=== Required work ===
Rewrite each of the records below, substituting "price-input" for every occurrence of "rate-input" and keeping all other text the same.

──────── Records supplied

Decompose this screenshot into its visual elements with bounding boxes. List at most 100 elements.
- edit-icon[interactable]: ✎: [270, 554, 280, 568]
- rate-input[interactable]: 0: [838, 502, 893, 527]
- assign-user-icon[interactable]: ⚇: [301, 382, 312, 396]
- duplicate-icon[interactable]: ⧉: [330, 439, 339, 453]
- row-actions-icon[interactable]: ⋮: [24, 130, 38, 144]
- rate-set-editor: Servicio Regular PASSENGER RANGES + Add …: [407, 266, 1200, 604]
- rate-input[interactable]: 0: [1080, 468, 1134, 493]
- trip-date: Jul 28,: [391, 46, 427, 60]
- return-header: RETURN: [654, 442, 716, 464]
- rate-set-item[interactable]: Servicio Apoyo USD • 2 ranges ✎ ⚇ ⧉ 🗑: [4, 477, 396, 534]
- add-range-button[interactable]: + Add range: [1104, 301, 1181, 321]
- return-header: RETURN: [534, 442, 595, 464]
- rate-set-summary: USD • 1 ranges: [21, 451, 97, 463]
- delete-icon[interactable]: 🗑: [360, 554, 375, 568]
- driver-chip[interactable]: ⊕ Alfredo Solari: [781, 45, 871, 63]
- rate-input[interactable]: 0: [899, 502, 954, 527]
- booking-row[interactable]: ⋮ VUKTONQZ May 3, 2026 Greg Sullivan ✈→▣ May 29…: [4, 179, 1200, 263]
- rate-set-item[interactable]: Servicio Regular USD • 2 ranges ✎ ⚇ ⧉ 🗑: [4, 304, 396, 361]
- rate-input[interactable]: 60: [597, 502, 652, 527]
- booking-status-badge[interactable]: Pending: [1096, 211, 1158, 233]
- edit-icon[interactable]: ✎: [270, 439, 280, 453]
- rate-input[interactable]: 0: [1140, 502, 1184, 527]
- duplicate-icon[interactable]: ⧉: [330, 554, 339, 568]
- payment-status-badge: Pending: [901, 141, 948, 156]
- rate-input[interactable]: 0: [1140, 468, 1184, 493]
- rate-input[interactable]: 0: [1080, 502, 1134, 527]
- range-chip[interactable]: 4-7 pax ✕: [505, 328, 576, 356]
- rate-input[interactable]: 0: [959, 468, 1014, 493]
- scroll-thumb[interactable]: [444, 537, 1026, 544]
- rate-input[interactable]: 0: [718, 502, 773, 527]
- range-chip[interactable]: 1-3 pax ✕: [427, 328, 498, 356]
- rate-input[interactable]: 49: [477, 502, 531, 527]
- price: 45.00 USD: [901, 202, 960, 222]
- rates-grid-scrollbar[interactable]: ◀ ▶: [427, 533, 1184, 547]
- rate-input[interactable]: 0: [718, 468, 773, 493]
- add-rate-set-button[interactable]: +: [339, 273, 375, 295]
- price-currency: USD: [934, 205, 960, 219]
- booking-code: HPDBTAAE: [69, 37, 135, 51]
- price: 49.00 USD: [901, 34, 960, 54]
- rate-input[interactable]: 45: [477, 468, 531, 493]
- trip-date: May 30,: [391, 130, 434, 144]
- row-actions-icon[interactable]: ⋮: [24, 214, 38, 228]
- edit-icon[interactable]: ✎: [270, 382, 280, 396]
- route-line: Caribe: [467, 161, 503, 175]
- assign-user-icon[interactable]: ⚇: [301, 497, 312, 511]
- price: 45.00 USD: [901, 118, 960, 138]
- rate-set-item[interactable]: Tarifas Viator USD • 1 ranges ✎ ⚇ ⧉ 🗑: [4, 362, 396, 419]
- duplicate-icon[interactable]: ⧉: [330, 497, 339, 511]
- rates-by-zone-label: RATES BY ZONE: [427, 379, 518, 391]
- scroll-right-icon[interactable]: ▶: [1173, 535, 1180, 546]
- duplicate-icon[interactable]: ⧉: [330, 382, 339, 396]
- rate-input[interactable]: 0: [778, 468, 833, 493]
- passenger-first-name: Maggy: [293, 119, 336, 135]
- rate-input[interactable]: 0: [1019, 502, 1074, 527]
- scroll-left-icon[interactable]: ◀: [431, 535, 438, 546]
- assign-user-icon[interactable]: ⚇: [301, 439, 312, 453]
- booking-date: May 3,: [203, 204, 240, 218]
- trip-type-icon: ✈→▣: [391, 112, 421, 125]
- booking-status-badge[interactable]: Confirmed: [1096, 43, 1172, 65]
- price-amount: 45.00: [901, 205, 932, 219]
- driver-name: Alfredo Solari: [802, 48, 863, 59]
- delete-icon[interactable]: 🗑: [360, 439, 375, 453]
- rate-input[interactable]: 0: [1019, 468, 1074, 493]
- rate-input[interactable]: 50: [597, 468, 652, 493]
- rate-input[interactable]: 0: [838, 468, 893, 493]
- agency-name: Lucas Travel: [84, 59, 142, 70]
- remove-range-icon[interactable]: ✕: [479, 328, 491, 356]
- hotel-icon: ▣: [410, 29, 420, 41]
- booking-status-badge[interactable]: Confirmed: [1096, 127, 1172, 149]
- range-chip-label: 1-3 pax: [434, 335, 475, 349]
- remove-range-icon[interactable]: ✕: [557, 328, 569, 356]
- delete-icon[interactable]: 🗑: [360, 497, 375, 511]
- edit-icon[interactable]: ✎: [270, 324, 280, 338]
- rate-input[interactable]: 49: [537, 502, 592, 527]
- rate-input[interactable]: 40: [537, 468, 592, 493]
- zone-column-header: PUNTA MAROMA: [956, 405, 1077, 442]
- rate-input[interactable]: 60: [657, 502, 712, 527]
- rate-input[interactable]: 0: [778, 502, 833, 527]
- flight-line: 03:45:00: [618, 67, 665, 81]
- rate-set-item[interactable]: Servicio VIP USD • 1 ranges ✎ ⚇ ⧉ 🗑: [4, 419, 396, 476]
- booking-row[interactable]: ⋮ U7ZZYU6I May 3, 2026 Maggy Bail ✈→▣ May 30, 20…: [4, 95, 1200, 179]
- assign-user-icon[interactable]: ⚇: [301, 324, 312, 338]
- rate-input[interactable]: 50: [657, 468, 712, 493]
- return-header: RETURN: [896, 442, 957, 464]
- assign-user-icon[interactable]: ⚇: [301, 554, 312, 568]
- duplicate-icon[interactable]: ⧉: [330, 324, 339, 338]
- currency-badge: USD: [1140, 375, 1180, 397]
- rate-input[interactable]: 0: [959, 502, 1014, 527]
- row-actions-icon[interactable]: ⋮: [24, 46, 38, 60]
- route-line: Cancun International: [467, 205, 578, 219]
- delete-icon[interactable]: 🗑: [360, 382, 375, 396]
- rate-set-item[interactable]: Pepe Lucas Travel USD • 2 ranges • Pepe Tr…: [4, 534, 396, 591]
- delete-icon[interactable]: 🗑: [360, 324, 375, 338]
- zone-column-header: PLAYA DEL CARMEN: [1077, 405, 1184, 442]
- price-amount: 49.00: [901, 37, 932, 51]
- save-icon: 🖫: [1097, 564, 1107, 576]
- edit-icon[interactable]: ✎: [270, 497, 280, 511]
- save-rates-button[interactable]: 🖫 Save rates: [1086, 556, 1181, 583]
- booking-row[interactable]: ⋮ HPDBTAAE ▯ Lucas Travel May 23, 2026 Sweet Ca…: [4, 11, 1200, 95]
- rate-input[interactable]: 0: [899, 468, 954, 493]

────────────────

=== The completed task ===
Decompose this screenshot into its visual elements with bounding boxes. List at most 100 elements.
- edit-icon[interactable]: ✎: [270, 554, 280, 568]
- price-input[interactable]: 0: [838, 502, 893, 527]
- assign-user-icon[interactable]: ⚇: [301, 382, 312, 396]
- duplicate-icon[interactable]: ⧉: [330, 439, 339, 453]
- row-actions-icon[interactable]: ⋮: [24, 130, 38, 144]
- rate-set-editor: Servicio Regular PASSENGER RANGES + Add …: [407, 266, 1200, 604]
- price-input[interactable]: 0: [1080, 468, 1134, 493]
- trip-date: Jul 28,: [391, 46, 427, 60]
- return-header: RETURN: [654, 442, 716, 464]
- rate-set-item[interactable]: Servicio Apoyo USD • 2 ranges ✎ ⚇ ⧉ 🗑: [4, 477, 396, 534]
- add-range-button[interactable]: + Add range: [1104, 301, 1181, 321]
- return-header: RETURN: [534, 442, 595, 464]
- rate-set-summary: USD • 1 ranges: [21, 451, 97, 463]
- delete-icon[interactable]: 🗑: [360, 554, 375, 568]
- driver-chip[interactable]: ⊕ Alfredo Solari: [781, 45, 871, 63]
- price-input[interactable]: 0: [899, 502, 954, 527]
- booking-row[interactable]: ⋮ VUKTONQZ May 3, 2026 Greg Sullivan ✈→▣ May 29…: [4, 179, 1200, 263]
- rate-set-item[interactable]: Servicio Regular USD • 2 ranges ✎ ⚇ ⧉ 🗑: [4, 304, 396, 361]
- price-input[interactable]: 60: [597, 502, 652, 527]
- booking-status-badge[interactable]: Pending: [1096, 211, 1158, 233]
- edit-icon[interactable]: ✎: [270, 439, 280, 453]
- price-input[interactable]: 0: [1140, 502, 1184, 527]
- duplicate-icon[interactable]: ⧉: [330, 554, 339, 568]
- payment-status-badge: Pending: [901, 141, 948, 156]
- price-input[interactable]: 0: [1140, 468, 1184, 493]
- price-input[interactable]: 0: [1080, 502, 1134, 527]
- range-chip[interactable]: 4-7 pax ✕: [505, 328, 576, 356]
- price-input[interactable]: 0: [959, 468, 1014, 493]
- scroll-thumb[interactable]: [444, 537, 1026, 544]
- price-input[interactable]: 0: [718, 502, 773, 527]
- range-chip[interactable]: 1-3 pax ✕: [427, 328, 498, 356]
- price-input[interactable]: 49: [477, 502, 531, 527]
- price: 45.00 USD: [901, 202, 960, 222]
- rates-grid-scrollbar[interactable]: ◀ ▶: [427, 533, 1184, 547]
- price-input[interactable]: 0: [718, 468, 773, 493]
- add-rate-set-button[interactable]: +: [339, 273, 375, 295]
- price-currency: USD: [934, 205, 960, 219]
- booking-code: HPDBTAAE: [69, 37, 135, 51]
- price: 49.00 USD: [901, 34, 960, 54]
- price-input[interactable]: 45: [477, 468, 531, 493]
- trip-date: May 30,: [391, 130, 434, 144]
- row-actions-icon[interactable]: ⋮: [24, 214, 38, 228]
- edit-icon[interactable]: ✎: [270, 382, 280, 396]
- route-line: Caribe: [467, 161, 503, 175]
- assign-user-icon[interactable]: ⚇: [301, 497, 312, 511]
- price: 45.00 USD: [901, 118, 960, 138]
- rate-set-item[interactable]: Tarifas Viator USD • 1 ranges ✎ ⚇ ⧉ 🗑: [4, 362, 396, 419]
- duplicate-icon[interactable]: ⧉: [330, 497, 339, 511]
- rates-by-zone-label: RATES BY ZONE: [427, 379, 518, 391]
- scroll-right-icon[interactable]: ▶: [1173, 535, 1180, 546]
- duplicate-icon[interactable]: ⧉: [330, 382, 339, 396]
- price-input[interactable]: 0: [778, 468, 833, 493]
- passenger-first-name: Maggy: [293, 119, 336, 135]
- price-input[interactable]: 0: [1019, 502, 1074, 527]
- scroll-left-icon[interactable]: ◀: [431, 535, 438, 546]
- assign-user-icon[interactable]: ⚇: [301, 439, 312, 453]
- booking-date: May 3,: [203, 204, 240, 218]
- trip-type-icon: ✈→▣: [391, 112, 421, 125]
- booking-status-badge[interactable]: Confirmed: [1096, 43, 1172, 65]
- price-amount: 45.00: [901, 205, 932, 219]
- driver-name: Alfredo Solari: [802, 48, 863, 59]
- delete-icon[interactable]: 🗑: [360, 439, 375, 453]
- price-input[interactable]: 0: [1019, 468, 1074, 493]
- price-input[interactable]: 50: [597, 468, 652, 493]
- price-input[interactable]: 0: [838, 468, 893, 493]
- agency-name: Lucas Travel: [84, 59, 142, 70]
- remove-range-icon[interactable]: ✕: [479, 328, 491, 356]
- hotel-icon: ▣: [410, 29, 420, 41]
- booking-status-badge[interactable]: Confirmed: [1096, 127, 1172, 149]
- range-chip-label: 1-3 pax: [434, 335, 475, 349]
- remove-range-icon[interactable]: ✕: [557, 328, 569, 356]
- delete-icon[interactable]: 🗑: [360, 497, 375, 511]
- edit-icon[interactable]: ✎: [270, 324, 280, 338]
- price-input[interactable]: 49: [537, 502, 592, 527]
- price-input[interactable]: 40: [537, 468, 592, 493]
- zone-column-header: PUNTA MAROMA: [956, 405, 1077, 442]
- price-input[interactable]: 60: [657, 502, 712, 527]
- price-input[interactable]: 0: [778, 502, 833, 527]
- flight-line: 03:45:00: [618, 67, 665, 81]
- rate-set-item[interactable]: Servicio VIP USD • 1 ranges ✎ ⚇ ⧉ 🗑: [4, 419, 396, 476]
- booking-row[interactable]: ⋮ U7ZZYU6I May 3, 2026 Maggy Bail ✈→▣ May 30, 20…: [4, 95, 1200, 179]
- assign-user-icon[interactable]: ⚇: [301, 324, 312, 338]
- price-input[interactable]: 50: [657, 468, 712, 493]
- return-header: RETURN: [896, 442, 957, 464]
- assign-user-icon[interactable]: ⚇: [301, 554, 312, 568]
- duplicate-icon[interactable]: ⧉: [330, 324, 339, 338]
- currency-badge: USD: [1140, 375, 1180, 397]
- price-input[interactable]: 0: [959, 502, 1014, 527]
- row-actions-icon[interactable]: ⋮: [24, 46, 38, 60]
- route-line: Cancun International: [467, 205, 578, 219]
- delete-icon[interactable]: 🗑: [360, 382, 375, 396]
- rate-set-item[interactable]: Pepe Lucas Travel USD • 2 ranges • Pepe Tr…: [4, 534, 396, 591]
- delete-icon[interactable]: 🗑: [360, 324, 375, 338]
- zone-column-header: PLAYA DEL CARMEN: [1077, 405, 1184, 442]
- price-amount: 49.00: [901, 37, 932, 51]
- save-icon: 🖫: [1097, 564, 1107, 576]
- edit-icon[interactable]: ✎: [270, 497, 280, 511]
- save-rates-button[interactable]: 🖫 Save rates: [1086, 556, 1181, 583]
- booking-row[interactable]: ⋮ HPDBTAAE ▯ Lucas Travel May 23, 2026 Sweet Ca…: [4, 11, 1200, 95]
- price-input[interactable]: 0: [899, 468, 954, 493]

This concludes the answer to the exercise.